→ **Records supplied**:
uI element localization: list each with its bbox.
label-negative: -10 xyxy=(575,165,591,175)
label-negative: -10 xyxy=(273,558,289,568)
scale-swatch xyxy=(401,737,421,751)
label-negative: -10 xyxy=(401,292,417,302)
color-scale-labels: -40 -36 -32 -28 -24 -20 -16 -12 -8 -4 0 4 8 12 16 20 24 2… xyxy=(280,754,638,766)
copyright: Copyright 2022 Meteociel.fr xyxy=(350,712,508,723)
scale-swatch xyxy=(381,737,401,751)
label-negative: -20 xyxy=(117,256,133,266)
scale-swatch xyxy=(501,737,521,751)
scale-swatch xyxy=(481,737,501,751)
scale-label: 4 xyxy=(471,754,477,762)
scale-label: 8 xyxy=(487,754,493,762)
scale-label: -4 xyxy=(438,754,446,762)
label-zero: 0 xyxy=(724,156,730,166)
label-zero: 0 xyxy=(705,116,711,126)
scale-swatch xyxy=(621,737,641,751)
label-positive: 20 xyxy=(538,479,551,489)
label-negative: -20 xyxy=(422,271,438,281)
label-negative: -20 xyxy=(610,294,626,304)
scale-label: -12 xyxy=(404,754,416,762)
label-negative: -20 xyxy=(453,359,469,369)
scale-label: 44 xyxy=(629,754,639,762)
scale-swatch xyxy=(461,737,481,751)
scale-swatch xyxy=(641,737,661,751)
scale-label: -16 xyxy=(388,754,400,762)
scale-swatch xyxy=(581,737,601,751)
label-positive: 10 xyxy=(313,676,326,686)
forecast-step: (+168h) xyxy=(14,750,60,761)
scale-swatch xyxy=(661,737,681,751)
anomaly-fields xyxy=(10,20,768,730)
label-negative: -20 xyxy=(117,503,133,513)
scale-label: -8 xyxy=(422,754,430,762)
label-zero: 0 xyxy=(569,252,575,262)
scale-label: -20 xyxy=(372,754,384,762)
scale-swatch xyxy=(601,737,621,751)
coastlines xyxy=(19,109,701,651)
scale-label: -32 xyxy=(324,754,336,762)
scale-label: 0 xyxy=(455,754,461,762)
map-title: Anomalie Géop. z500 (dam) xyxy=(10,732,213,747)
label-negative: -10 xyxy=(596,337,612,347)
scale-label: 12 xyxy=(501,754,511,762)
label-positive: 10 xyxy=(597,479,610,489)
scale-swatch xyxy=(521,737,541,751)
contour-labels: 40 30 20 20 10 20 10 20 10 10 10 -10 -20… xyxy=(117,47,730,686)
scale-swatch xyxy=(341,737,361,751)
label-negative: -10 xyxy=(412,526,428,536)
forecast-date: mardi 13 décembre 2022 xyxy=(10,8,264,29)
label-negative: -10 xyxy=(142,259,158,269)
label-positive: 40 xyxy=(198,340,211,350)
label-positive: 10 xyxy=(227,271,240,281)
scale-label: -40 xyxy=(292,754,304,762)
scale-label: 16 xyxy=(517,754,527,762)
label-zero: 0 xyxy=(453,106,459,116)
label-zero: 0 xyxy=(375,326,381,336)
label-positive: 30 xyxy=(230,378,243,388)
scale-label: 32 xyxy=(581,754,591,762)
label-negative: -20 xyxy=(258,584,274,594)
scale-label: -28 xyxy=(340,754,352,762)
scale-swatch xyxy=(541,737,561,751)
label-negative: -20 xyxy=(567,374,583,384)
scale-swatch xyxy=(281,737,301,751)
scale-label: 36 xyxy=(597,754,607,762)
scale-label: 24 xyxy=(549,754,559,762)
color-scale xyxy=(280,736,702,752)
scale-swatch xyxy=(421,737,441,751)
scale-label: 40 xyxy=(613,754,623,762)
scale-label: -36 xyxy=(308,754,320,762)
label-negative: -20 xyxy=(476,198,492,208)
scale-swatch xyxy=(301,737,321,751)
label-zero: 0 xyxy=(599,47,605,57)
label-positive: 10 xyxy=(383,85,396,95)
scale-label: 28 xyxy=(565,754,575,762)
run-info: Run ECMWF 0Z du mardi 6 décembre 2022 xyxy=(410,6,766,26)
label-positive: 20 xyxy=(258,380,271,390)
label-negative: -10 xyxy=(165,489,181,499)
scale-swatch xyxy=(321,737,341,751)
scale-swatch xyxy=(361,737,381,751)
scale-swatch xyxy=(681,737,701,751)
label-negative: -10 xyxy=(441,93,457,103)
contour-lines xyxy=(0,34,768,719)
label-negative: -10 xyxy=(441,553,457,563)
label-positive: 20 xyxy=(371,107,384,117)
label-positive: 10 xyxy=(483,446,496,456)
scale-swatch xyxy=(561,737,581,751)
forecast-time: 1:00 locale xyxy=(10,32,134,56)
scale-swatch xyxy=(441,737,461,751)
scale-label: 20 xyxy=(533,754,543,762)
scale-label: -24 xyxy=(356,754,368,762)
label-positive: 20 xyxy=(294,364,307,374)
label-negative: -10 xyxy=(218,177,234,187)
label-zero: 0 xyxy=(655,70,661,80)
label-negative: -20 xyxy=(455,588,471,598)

→ **Exercise details**:
Rewrite the data above, putting "color-swatch" wherever "scale-swatch" appears and keeping everything else the same.

→ **Solution to this task**:
uI element localization: list each with its bbox.
label-negative: -10 xyxy=(575,165,591,175)
label-negative: -10 xyxy=(273,558,289,568)
color-swatch xyxy=(401,737,421,751)
label-negative: -10 xyxy=(401,292,417,302)
color-scale-labels: -40 -36 -32 -28 -24 -20 -16 -12 -8 -4 0 4 8 12 16 20 24 2… xyxy=(280,754,638,766)
copyright: Copyright 2022 Meteociel.fr xyxy=(350,712,508,723)
color-swatch xyxy=(381,737,401,751)
label-negative: -20 xyxy=(117,256,133,266)
color-swatch xyxy=(501,737,521,751)
color-swatch xyxy=(481,737,501,751)
scale-label: 4 xyxy=(471,754,477,762)
scale-label: 8 xyxy=(487,754,493,762)
scale-label: -4 xyxy=(438,754,446,762)
label-zero: 0 xyxy=(724,156,730,166)
label-zero: 0 xyxy=(705,116,711,126)
color-swatch xyxy=(621,737,641,751)
label-positive: 20 xyxy=(538,479,551,489)
label-negative: -20 xyxy=(422,271,438,281)
label-negative: -20 xyxy=(610,294,626,304)
scale-label: -12 xyxy=(404,754,416,762)
label-negative: -20 xyxy=(453,359,469,369)
scale-label: 44 xyxy=(629,754,639,762)
color-swatch xyxy=(461,737,481,751)
color-swatch xyxy=(641,737,661,751)
scale-label: -16 xyxy=(388,754,400,762)
color-swatch xyxy=(581,737,601,751)
label-positive: 10 xyxy=(313,676,326,686)
forecast-step: (+168h) xyxy=(14,750,60,761)
color-swatch xyxy=(661,737,681,751)
anomaly-fields xyxy=(10,20,768,730)
label-negative: -20 xyxy=(117,503,133,513)
scale-label: -8 xyxy=(422,754,430,762)
label-zero: 0 xyxy=(569,252,575,262)
scale-label: -20 xyxy=(372,754,384,762)
color-swatch xyxy=(601,737,621,751)
coastlines xyxy=(19,109,701,651)
scale-label: -32 xyxy=(324,754,336,762)
scale-label: 0 xyxy=(455,754,461,762)
map-title: Anomalie Géop. z500 (dam) xyxy=(10,732,213,747)
label-negative: -10 xyxy=(596,337,612,347)
scale-label: 12 xyxy=(501,754,511,762)
label-positive: 10 xyxy=(597,479,610,489)
color-swatch xyxy=(521,737,541,751)
contour-labels: 40 30 20 20 10 20 10 20 10 10 10 -10 -20… xyxy=(117,47,730,686)
color-swatch xyxy=(341,737,361,751)
label-negative: -10 xyxy=(412,526,428,536)
forecast-date: mardi 13 décembre 2022 xyxy=(10,8,264,29)
label-negative: -10 xyxy=(142,259,158,269)
label-positive: 40 xyxy=(198,340,211,350)
label-positive: 10 xyxy=(227,271,240,281)
scale-label: -40 xyxy=(292,754,304,762)
scale-label: 16 xyxy=(517,754,527,762)
label-zero: 0 xyxy=(453,106,459,116)
label-zero: 0 xyxy=(375,326,381,336)
label-positive: 30 xyxy=(230,378,243,388)
scale-label: 32 xyxy=(581,754,591,762)
label-negative: -20 xyxy=(258,584,274,594)
scale-label: -28 xyxy=(340,754,352,762)
color-swatch xyxy=(541,737,561,751)
label-negative: -20 xyxy=(567,374,583,384)
color-swatch xyxy=(281,737,301,751)
scale-label: 36 xyxy=(597,754,607,762)
scale-label: 24 xyxy=(549,754,559,762)
color-scale xyxy=(280,736,702,752)
color-swatch xyxy=(421,737,441,751)
scale-label: 40 xyxy=(613,754,623,762)
scale-label: -36 xyxy=(308,754,320,762)
label-negative: -20 xyxy=(476,198,492,208)
color-swatch xyxy=(301,737,321,751)
label-zero: 0 xyxy=(599,47,605,57)
label-positive: 10 xyxy=(383,85,396,95)
scale-label: 28 xyxy=(565,754,575,762)
run-info: Run ECMWF 0Z du mardi 6 décembre 2022 xyxy=(410,6,766,26)
label-positive: 20 xyxy=(258,380,271,390)
label-negative: -10 xyxy=(165,489,181,499)
color-swatch xyxy=(321,737,341,751)
color-swatch xyxy=(361,737,381,751)
color-swatch xyxy=(681,737,701,751)
label-negative: -10 xyxy=(441,93,457,103)
contour-lines xyxy=(0,34,768,719)
label-negative: -10 xyxy=(441,553,457,563)
label-positive: 20 xyxy=(371,107,384,117)
label-positive: 10 xyxy=(483,446,496,456)
color-swatch xyxy=(561,737,581,751)
forecast-time: 1:00 locale xyxy=(10,32,134,56)
color-swatch xyxy=(441,737,461,751)
scale-label: 20 xyxy=(533,754,543,762)
scale-label: -24 xyxy=(356,754,368,762)
label-positive: 20 xyxy=(294,364,307,374)
label-negative: -10 xyxy=(218,177,234,187)
label-zero: 0 xyxy=(655,70,661,80)
label-negative: -20 xyxy=(455,588,471,598)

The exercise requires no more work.